Records from a data collection:
** start **

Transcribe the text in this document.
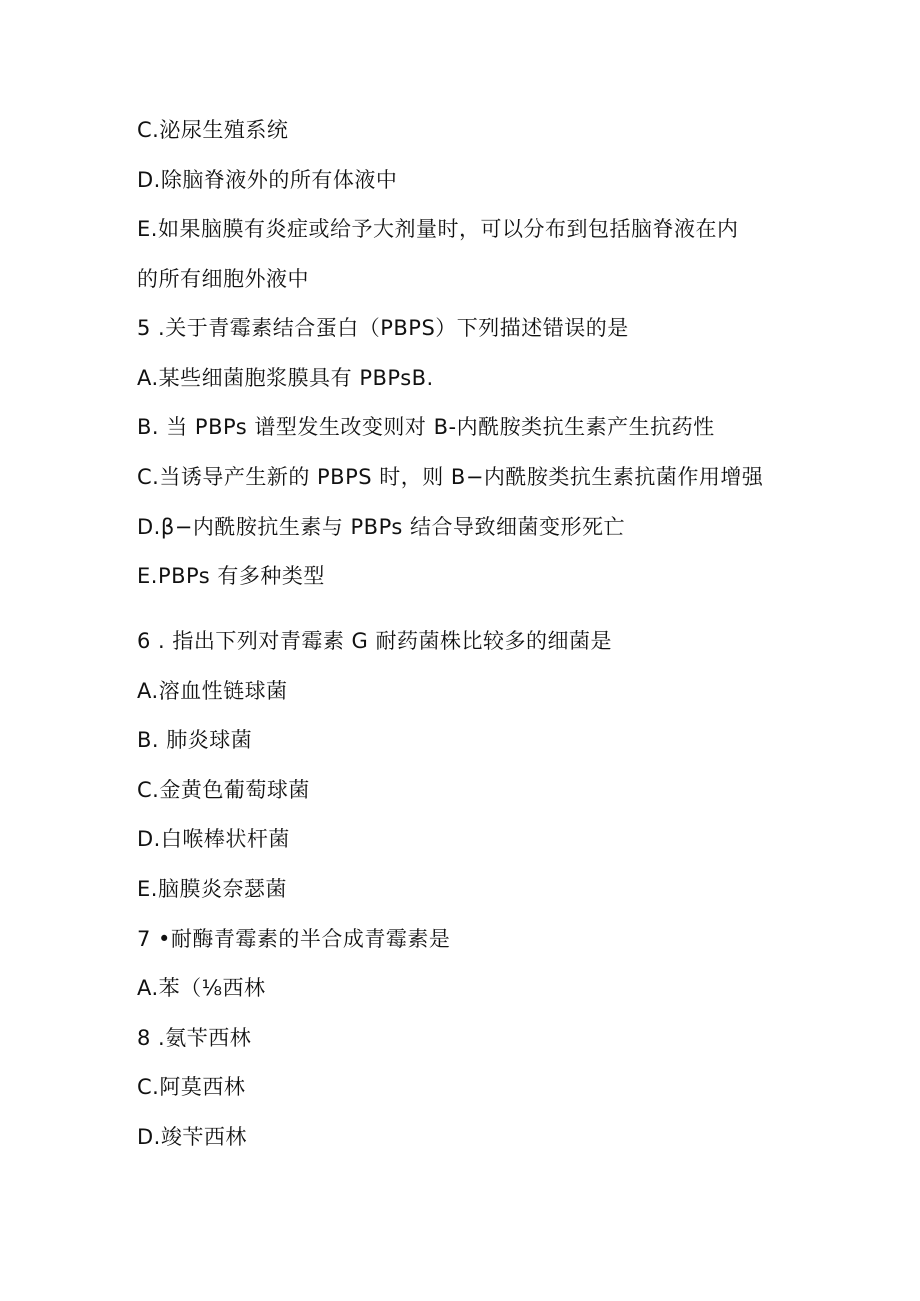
C.泌尿生殖系统
D.除脑脊液外的所有体液中
E.如果脑膜有炎症或给予大剂量时，可以分布到包括脑脊液在内
的所有细胞外液中
5 .关于青霉素结合蛋白（PBPS）下列描述错误的是
A.某些细菌胞浆膜具有 PBPsB.
B. 当 PBPs 谱型发生改变则对 B-内酰胺类抗生素产生抗药性
C.当诱导产生新的 PBPS 时，则 B−内酰胺类抗生素抗菌作用增强
D.β−内酰胺抗生素与 PBPs 结合导致细菌变形死亡
E.PBPs 有多种类型
6 . 指出下列对青霉素 G 耐药菌株比较多的细菌是
A.溶血性链球菌
B. 肺炎球菌
C.金黄色葡萄球菌
D.白喉棒状杆菌
E.脑膜炎奈瑟菌
7 •耐酶青霉素的半合成青霉素是
A.苯（⅛西林
8 .氨苄西林
C.阿莫西林
D.竣苄西林
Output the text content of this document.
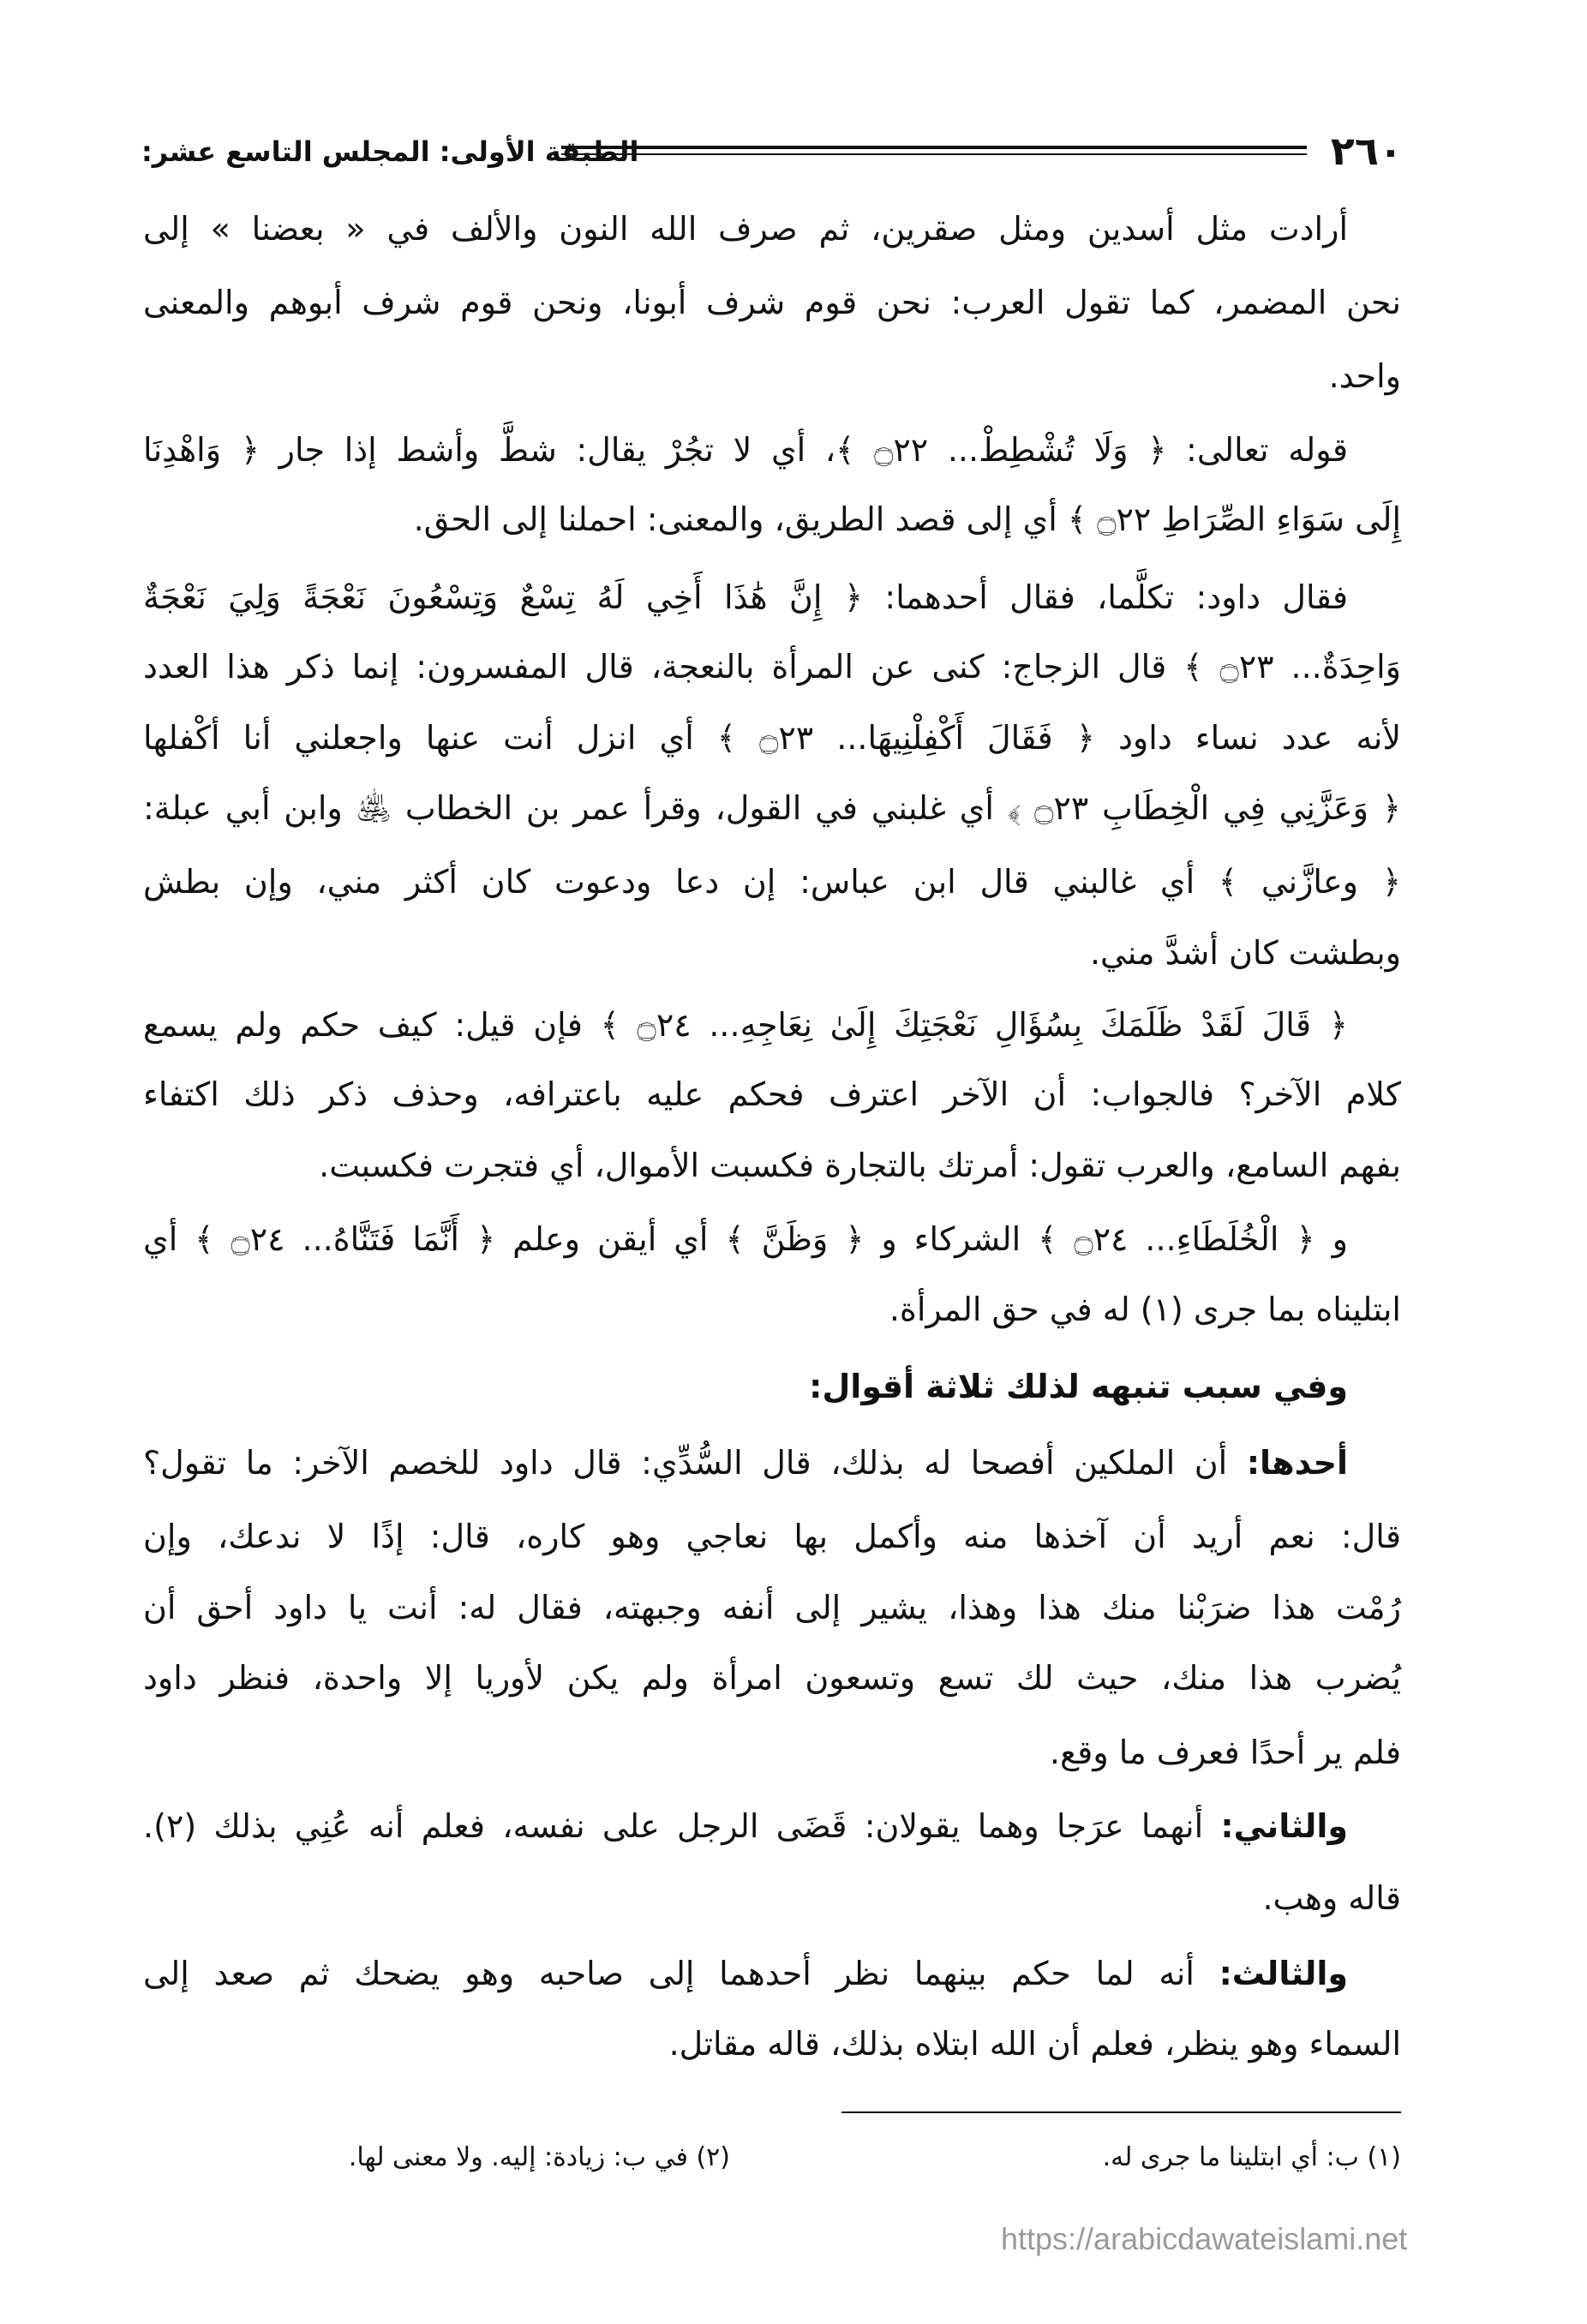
٢٦٠
الطبقة الأولى: المجلس التاسع عشر:
أرادت مثل أسدين ومثل صقرين، ثم صرف الله النون والألف في « بعضنا » إلى
نحن المضمر، كما تقول العرب: نحن قوم شرف أبونا، ونحن قوم شرف أبوهم والمعنى
واحد.
قوله تعالى: ﴿ وَلَا تُشْطِطْ... ۝٢٢ ﴾، أي لا تجُرْ يقال: شطَّ وأشط إذا جار ﴿ وَاهْدِنَا
إِلَى سَوَاءِ الصِّرَاطِ ۝٢٢ ﴾ أي إلى قصد الطريق، والمعنى: احملنا إلى الحق.
فقال داود: تكلَّما، فقال أحدهما: ﴿ إِنَّ هَٰذَا أَخِي لَهُ تِسْعٌ وَتِسْعُونَ نَعْجَةً وَلِيَ نَعْجَةٌ
وَاحِدَةٌ... ۝٢٣ ﴾ قال الزجاج: كنى عن المرأة بالنعجة، قال المفسرون: إنما ذكر هذا العدد
لأنه عدد نساء داود ﴿ فَقَالَ أَكْفِلْنِيهَا... ۝٢٣ ﴾ أي انزل أنت عنها واجعلني أنا أكْفلها
﴿ وَعَزَّنِي فِي الْخِطَابِ ۝٢٣ ﴾ أي غلبني في القول، وقرأ عمر بن الخطاب ﵁ وابن أبي عبلة:
﴿ وعازَّني ﴾ أي غالبني قال ابن عباس: إن دعا ودعوت كان أكثر مني، وإن بطش
وبطشت كان أشدَّ مني.
﴿ قَالَ لَقَدْ ظَلَمَكَ بِسُؤَالِ نَعْجَتِكَ إِلَىٰ نِعَاجِهِ... ۝٢٤ ﴾ فإن قيل: كيف حكم ولم يسمع
كلام الآخر؟ فالجواب: أن الآخر اعترف فحكم عليه باعترافه، وحذف ذكر ذلك اكتفاء
بفهم السامع، والعرب تقول: أمرتك بالتجارة فكسبت الأموال، أي فتجرت فكسبت.
و ﴿ الْخُلَطَاءِ... ۝٢٤ ﴾ الشركاء و ﴿ وَظَنَّ ﴾ أي أيقن وعلم ﴿ أَنَّمَا فَتَنَّاهُ... ۝٢٤ ﴾ أي
ابتليناه بما جرى (١) له في حق المرأة.
وفي سبب تنبهه لذلك ثلاثة أقوال:
أحدها: أن الملكين أفصحا له بذلك، قال السُّدِّي: قال داود للخصم الآخر: ما تقول؟
قال: نعم أريد أن آخذها منه وأكمل بها نعاجي وهو كاره، قال: إذًا لا ندعك، وإن
رُمْت هذا ضرَبْنا منك هذا وهذا، يشير إلى أنفه وجبهته، فقال له: أنت يا داود أحق أن
يُضرب هذا منك، حيث لك تسع وتسعون امرأة ولم يكن لأوريا إلا واحدة، فنظر داود
فلم ير أحدًا فعرف ما وقع.
والثاني: أنهما عرَجا وهما يقولان: قَضَى الرجل على نفسه، فعلم أنه عُنِي بذلك (٢).
قاله وهب.
والثالث: أنه لما حكم بينهما نظر أحدهما إلى صاحبه وهو يضحك ثم صعد إلى
السماء وهو ينظر، فعلم أن الله ابتلاه بذلك، قاله مقاتل.
(١) ب: أي ابتلينا ما جرى له.
(٢) في ب: زيادة: إليه. ولا معنى لها.
https://arabicdawateislami.net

** end **

### Short problem
Check each line above for the string "text" and report how many lines have it, giving only the number.

### Result
2